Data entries
= = = = =

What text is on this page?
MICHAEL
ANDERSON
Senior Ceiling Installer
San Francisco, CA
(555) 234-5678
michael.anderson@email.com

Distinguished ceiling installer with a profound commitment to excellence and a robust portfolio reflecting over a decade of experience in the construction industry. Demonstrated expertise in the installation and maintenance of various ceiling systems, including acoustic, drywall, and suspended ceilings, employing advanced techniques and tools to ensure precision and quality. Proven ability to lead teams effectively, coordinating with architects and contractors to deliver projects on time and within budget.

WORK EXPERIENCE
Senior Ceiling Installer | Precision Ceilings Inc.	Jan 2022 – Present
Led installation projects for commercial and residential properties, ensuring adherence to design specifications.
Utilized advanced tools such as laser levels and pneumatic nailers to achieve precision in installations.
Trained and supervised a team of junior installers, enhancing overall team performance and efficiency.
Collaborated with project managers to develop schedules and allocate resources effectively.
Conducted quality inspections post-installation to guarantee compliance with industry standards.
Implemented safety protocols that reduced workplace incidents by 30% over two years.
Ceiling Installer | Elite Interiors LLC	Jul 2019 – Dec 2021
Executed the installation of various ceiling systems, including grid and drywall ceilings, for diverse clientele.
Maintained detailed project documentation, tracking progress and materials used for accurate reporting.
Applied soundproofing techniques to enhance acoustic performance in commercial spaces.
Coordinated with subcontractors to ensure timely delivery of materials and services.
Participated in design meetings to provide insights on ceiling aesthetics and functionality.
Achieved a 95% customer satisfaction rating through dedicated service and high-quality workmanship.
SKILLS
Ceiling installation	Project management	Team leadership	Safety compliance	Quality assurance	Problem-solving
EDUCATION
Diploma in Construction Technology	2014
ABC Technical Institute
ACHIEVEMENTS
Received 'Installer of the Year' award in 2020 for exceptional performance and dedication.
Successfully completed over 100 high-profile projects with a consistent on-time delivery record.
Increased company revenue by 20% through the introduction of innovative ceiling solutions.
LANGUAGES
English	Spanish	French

= = = = =

Your task is to collect every line above that contains the word "effectively".

Exercise solution:
Distinguished ceiling installer with a profound commitment to excellence and a robust portfolio reflecting over a decade of experience in the construction industry. Demonstrated expertise in the installation and maintenance of various ceiling systems, including acoustic, drywall, and suspended ceilings, employing advanced techniques and tools to ensure precision and quality. Proven ability to lead teams effectively, coordinating with architects and contractors to deliver projects on time and within budget.
Collaborated with project managers to develop schedules and allocate resources effectively.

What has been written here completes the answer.